WHAT TO WORK ON =>
Write down each entry again, exactly as it reads.

MATERIAL TO PROCESS =>
##########
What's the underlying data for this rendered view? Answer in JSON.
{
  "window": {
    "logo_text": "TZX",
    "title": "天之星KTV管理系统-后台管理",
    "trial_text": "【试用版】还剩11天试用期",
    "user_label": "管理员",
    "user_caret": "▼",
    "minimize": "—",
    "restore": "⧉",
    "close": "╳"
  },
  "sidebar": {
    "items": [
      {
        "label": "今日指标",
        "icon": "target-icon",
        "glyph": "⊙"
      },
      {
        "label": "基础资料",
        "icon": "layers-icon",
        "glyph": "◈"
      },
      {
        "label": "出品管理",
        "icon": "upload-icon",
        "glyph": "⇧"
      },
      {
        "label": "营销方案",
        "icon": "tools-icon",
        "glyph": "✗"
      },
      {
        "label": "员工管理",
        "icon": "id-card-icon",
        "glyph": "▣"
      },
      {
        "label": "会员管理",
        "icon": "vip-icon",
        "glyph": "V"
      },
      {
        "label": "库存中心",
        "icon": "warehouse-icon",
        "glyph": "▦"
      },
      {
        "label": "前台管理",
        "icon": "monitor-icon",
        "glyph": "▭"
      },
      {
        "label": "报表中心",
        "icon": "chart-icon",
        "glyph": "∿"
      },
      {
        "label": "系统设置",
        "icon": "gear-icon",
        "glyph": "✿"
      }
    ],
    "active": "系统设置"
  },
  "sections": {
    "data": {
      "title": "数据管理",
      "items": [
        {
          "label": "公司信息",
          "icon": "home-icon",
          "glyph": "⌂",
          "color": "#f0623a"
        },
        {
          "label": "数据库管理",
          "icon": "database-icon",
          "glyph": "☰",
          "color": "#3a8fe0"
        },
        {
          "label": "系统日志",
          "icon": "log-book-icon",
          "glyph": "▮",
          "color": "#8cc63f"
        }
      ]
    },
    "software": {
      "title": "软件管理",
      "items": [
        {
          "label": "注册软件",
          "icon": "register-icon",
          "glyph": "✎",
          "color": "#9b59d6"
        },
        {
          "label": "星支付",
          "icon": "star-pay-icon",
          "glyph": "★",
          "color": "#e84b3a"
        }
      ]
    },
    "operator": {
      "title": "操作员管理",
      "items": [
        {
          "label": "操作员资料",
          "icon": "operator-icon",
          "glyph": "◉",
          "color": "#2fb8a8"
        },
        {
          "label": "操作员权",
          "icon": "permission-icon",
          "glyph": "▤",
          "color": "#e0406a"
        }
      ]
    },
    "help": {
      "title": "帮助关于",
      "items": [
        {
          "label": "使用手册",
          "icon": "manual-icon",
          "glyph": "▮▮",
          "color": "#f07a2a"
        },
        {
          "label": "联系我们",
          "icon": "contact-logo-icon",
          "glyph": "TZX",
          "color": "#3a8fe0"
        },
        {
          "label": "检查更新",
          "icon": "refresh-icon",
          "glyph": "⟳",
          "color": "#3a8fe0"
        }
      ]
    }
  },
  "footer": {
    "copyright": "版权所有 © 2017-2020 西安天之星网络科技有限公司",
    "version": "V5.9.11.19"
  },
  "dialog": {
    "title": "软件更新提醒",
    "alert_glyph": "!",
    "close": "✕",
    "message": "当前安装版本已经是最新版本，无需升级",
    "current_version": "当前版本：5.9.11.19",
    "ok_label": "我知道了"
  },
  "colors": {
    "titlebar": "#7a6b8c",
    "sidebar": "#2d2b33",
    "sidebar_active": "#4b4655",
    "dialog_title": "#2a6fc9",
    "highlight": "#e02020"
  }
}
##########
EXERCISE OUTPUT =>
What's the underlying data for this rendered view? Answer in JSON.
{
  "window": {
    "logo_text": "TZX",
    "title": "天之星KTV管理系统-后台管理",
    "trial_text": "【试用版】还剩11天试用期",
    "user_label": "管理员",
    "user_caret": "▼",
    "minimize": "—",
    "restore": "⧉",
    "close": "╳"
  },
  "sidebar": {
    "items": [
      {
        "label": "今日指标",
        "icon": "target-icon",
        "glyph": "⊙"
      },
      {
        "label": "基础资料",
        "icon": "layers-icon",
        "glyph": "◈"
      },
      {
        "label": "出品管理",
        "icon": "upload-icon",
        "glyph": "⇧"
      },
      {
        "label": "营销方案",
        "icon": "tools-icon",
        "glyph": "✗"
      },
      {
        "label": "员工管理",
        "icon": "id-card-icon",
        "glyph": "▣"
      },
      {
        "label": "会员管理",
        "icon": "vip-icon",
        "glyph": "V"
      },
      {
        "label": "库存中心",
        "icon": "warehouse-icon",
        "glyph": "▦"
      },
      {
        "label": "前台管理",
        "icon": "monitor-icon",
        "glyph": "▭"
      },
      {
        "label": "报表中心",
        "icon": "chart-icon",
        "glyph": "∿"
      },
      {
        "label": "系统设置",
        "icon": "gear-icon",
        "glyph": "✿"
      }
    ],
    "active": "系统设置"
  },
  "sections": {
    "data": {
      "title": "数据管理",
      "items": [
        {
          "label": "公司信息",
          "icon": "home-icon",
          "glyph": "⌂",
          "color": "#f0623a"
        },
        {
          "label": "数据库管理",
          "icon": "database-icon",
          "glyph": "☰",
          "color": "#3a8fe0"
        },
        {
          "label": "系统日志",
          "icon": "log-book-icon",
          "glyph": "▮",
          "color": "#8cc63f"
        }
      ]
    },
    "software": {
      "title": "软件管理",
      "items": [
        {
          "label": "注册软件",
          "icon": "register-icon",
          "glyph": "✎",
          "color": "#9b59d6"
        },
        {
          "label": "星支付",
          "icon": "star-pay-icon",
          "glyph": "★",
          "color": "#e84b3a"
        }
      ]
    },
    "operator": {
      "title": "操作员管理",
      "items": [
        {
          "label": "操作员资料",
          "icon": "operator-icon",
          "glyph": "◉",
          "color": "#2fb8a8"
        },
        {
          "label": "操作员权",
          "icon": "permission-icon",
          "glyph": "▤",
          "color": "#e0406a"
        }
      ]
    },
    "help": {
      "title": "帮助关于",
      "items": [
        {
          "label": "使用手册",
          "icon": "manual-icon",
          "glyph": "▮▮",
          "color": "#f07a2a"
        },
        {
          "label": "联系我们",
          "icon": "contact-logo-icon",
          "glyph": "TZX",
          "color": "#3a8fe0"
        },
        {
          "label": "检查更新",
          "icon": "refresh-icon",
          "glyph": "⟳",
          "color": "#3a8fe0"
        }
      ]
    }
  },
  "footer": {
    "copyright": "版权所有 © 2017-2020 西安天之星网络科技有限公司",
    "version": "V5.9.11.19"
  },
  "dialog": {
    "title": "软件更新提醒",
    "alert_glyph": "!",
    "close": "✕",
    "message": "当前安装版本已经是最新版本，无需升级",
    "current_version": "当前版本：5.9.11.19",
    "ok_label": "我知道了"
  },
  "colors": {
    "titlebar": "#7a6b8c",
    "sidebar": "#2d2b33",
    "sidebar_active": "#4b4655",
    "dialog_title": "#2a6fc9",
    "highlight": "#e02020"
  }
}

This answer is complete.